• **Request**
Check each line of the material below, and copy it if it holds the string "Personel".

Rows from a figure dataset:
####################
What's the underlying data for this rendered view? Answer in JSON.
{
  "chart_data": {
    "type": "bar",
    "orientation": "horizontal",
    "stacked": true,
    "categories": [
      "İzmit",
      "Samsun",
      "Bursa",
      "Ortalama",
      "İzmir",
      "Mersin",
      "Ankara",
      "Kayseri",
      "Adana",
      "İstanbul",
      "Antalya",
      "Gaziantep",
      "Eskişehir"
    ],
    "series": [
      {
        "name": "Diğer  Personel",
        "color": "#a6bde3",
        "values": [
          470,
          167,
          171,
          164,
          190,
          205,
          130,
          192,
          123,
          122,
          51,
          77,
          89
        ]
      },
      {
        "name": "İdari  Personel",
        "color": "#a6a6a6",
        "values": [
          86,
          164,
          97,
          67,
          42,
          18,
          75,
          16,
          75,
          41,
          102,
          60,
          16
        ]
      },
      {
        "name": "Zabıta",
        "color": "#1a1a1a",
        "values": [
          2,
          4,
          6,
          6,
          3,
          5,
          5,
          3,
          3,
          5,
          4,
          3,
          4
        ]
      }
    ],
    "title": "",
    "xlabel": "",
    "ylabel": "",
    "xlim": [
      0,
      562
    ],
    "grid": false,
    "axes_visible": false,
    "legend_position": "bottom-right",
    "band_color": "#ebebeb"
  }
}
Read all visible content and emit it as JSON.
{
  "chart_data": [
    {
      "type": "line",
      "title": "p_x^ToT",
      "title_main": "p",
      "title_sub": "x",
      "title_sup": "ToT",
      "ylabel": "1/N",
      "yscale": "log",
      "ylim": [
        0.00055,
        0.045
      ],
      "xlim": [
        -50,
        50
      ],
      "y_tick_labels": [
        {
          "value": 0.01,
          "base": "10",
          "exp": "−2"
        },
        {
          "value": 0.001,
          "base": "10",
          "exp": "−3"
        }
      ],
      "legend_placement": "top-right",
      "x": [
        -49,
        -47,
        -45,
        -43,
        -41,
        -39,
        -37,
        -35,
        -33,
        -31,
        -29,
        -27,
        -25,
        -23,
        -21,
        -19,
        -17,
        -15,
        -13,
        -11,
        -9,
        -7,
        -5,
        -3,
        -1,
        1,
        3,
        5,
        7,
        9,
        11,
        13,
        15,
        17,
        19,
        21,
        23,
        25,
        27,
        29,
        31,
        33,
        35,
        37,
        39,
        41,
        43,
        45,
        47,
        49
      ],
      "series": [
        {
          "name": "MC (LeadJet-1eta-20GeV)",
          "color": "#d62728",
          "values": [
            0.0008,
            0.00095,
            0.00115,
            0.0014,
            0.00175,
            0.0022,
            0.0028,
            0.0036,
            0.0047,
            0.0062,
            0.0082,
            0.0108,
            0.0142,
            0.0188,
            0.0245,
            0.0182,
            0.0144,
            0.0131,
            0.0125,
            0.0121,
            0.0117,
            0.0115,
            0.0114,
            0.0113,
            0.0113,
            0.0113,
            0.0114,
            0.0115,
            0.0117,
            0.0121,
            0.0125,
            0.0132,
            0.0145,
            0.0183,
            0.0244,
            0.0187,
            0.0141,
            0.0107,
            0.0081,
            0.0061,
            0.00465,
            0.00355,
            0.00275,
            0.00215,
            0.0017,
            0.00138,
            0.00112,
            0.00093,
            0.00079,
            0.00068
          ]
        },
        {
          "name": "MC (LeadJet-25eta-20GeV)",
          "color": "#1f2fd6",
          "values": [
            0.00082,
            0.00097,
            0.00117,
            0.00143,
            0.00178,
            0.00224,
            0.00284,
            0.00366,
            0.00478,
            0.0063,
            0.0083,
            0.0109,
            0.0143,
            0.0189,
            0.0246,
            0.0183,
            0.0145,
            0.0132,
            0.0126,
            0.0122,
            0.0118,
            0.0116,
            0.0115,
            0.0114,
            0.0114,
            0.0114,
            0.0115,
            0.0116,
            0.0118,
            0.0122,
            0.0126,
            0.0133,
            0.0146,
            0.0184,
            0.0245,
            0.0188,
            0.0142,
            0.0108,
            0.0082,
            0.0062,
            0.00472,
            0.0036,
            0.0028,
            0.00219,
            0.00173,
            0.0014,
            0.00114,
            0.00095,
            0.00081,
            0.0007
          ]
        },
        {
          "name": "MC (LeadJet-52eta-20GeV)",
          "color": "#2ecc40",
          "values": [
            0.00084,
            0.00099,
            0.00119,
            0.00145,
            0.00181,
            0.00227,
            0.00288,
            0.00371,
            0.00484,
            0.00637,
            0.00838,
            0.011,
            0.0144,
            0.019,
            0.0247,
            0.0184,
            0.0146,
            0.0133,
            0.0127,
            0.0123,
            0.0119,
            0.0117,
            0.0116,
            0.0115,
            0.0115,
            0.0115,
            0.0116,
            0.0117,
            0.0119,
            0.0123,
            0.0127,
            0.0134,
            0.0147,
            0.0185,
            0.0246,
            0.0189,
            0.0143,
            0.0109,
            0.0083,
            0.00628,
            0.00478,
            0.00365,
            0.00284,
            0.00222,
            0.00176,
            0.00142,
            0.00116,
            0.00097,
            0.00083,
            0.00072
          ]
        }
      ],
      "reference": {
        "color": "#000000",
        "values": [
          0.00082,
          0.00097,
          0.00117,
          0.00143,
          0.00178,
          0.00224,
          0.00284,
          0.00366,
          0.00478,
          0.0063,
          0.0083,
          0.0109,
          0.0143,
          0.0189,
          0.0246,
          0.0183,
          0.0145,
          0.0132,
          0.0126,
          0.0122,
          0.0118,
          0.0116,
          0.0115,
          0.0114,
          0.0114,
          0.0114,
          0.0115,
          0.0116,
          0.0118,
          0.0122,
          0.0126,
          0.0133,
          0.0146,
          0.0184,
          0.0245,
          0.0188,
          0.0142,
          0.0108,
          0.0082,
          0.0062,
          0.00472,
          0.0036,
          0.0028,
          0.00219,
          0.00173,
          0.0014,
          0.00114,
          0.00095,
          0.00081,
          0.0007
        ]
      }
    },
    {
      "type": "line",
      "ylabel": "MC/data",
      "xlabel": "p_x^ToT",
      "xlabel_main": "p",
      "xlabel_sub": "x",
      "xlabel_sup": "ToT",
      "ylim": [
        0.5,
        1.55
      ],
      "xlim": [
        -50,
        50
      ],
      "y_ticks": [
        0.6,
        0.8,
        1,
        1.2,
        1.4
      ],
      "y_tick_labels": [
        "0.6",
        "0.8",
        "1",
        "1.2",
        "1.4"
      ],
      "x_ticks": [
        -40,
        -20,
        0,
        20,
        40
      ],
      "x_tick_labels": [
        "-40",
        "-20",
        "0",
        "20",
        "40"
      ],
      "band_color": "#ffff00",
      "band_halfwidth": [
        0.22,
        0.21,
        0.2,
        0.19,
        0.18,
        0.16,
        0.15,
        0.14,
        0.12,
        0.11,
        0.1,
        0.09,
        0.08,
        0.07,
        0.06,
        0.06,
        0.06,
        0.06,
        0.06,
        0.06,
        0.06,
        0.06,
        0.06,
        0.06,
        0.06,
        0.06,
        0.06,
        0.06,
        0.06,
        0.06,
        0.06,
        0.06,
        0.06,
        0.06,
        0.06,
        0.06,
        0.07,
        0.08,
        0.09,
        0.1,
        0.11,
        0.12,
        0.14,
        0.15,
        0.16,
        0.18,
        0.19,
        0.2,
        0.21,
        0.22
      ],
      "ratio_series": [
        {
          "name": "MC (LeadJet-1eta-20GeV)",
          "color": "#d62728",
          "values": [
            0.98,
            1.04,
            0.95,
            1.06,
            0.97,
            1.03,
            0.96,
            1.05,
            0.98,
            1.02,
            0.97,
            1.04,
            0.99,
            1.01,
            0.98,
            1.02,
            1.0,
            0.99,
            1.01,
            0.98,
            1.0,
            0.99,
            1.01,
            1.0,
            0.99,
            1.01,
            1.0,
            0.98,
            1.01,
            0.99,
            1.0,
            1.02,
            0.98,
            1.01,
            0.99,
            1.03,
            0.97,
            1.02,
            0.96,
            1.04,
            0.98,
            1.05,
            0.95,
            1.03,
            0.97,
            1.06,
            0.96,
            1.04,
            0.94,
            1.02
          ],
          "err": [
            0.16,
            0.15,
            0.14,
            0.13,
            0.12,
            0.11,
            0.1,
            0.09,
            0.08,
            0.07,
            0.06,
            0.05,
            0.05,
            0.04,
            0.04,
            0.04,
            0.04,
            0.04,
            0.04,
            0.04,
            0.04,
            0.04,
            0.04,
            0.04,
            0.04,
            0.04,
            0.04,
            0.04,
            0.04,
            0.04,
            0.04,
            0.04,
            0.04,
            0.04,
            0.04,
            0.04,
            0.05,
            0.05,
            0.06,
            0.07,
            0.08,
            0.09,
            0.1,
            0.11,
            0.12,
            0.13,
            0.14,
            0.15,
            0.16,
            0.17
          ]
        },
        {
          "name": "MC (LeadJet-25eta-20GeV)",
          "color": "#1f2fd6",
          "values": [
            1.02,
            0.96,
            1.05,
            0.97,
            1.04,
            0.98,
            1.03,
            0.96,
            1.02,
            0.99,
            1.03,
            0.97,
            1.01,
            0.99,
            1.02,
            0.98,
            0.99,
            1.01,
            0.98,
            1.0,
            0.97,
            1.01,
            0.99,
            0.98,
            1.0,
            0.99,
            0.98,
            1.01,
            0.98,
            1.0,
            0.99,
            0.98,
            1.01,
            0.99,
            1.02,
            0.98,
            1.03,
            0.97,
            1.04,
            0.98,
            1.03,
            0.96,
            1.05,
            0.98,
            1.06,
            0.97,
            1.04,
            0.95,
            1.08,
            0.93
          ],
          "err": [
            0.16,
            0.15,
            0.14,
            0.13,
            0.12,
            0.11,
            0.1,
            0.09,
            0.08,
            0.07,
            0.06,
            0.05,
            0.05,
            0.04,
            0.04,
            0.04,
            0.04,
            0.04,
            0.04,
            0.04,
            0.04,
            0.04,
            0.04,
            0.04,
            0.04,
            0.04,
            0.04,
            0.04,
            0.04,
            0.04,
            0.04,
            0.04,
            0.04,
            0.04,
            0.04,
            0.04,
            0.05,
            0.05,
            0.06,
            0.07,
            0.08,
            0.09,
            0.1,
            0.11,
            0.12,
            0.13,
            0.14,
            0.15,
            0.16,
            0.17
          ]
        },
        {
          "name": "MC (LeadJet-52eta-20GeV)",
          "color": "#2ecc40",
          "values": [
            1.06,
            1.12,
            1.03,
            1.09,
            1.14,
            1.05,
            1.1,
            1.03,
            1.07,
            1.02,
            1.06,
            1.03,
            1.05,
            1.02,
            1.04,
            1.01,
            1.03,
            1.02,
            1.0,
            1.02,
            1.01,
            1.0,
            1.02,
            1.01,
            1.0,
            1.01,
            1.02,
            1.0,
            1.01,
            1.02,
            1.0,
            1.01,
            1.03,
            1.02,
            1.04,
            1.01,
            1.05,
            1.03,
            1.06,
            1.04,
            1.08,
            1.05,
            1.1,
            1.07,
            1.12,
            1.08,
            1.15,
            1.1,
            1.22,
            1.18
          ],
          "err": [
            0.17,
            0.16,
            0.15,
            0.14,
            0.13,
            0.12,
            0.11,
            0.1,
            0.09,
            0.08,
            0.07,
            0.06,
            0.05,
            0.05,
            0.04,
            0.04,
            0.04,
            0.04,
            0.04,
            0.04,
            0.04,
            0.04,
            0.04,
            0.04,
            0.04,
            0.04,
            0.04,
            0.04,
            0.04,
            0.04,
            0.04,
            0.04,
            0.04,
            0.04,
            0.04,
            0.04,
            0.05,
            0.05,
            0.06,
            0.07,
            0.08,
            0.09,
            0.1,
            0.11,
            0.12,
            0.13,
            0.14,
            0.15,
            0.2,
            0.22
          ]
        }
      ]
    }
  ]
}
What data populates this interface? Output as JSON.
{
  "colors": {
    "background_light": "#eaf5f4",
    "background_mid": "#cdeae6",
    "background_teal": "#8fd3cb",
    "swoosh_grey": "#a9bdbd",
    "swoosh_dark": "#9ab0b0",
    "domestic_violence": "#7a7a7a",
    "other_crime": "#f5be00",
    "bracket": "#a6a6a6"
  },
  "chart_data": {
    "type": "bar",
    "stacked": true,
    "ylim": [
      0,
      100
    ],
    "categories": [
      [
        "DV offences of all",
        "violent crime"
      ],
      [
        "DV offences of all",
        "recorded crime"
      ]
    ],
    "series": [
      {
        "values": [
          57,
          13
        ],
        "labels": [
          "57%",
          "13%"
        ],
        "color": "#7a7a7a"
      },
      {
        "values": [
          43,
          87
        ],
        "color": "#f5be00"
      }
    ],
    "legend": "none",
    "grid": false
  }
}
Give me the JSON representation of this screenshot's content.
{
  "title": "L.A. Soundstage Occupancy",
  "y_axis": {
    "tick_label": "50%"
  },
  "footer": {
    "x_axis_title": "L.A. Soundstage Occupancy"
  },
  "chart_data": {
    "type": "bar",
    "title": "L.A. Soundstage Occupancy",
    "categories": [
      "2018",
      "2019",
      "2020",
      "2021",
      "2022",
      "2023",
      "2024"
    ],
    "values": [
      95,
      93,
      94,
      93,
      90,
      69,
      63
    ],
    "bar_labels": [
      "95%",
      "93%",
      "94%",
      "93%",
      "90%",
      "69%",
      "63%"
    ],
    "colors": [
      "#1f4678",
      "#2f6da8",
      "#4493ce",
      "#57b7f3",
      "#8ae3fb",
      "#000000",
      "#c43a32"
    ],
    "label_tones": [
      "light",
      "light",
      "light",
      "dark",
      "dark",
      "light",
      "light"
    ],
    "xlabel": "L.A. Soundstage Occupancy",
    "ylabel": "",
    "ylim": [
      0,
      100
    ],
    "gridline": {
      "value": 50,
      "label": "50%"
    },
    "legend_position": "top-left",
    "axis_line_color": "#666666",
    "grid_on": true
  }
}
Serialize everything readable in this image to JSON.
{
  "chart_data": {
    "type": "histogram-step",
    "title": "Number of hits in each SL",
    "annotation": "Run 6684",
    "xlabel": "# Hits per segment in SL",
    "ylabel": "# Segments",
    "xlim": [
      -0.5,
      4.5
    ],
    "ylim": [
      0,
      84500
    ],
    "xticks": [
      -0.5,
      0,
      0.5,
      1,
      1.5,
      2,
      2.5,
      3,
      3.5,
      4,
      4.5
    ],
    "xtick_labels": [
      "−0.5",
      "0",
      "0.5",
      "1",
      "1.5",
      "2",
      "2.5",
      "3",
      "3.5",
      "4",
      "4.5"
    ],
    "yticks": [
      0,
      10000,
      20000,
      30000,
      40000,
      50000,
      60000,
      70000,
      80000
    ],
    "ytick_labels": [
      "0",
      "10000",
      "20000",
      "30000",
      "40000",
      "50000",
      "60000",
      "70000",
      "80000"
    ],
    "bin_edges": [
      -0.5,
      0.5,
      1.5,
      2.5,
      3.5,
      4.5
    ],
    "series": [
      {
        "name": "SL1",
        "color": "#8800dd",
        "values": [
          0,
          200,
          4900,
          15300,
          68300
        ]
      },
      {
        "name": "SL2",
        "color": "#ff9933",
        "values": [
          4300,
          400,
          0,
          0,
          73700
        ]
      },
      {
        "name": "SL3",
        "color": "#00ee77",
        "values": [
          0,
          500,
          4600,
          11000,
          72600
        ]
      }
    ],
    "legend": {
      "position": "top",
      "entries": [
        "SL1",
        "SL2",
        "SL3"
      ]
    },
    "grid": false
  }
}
####################
• **Solution**
        "name": "Diğer  Personel",
        "name": "İdari  Personel",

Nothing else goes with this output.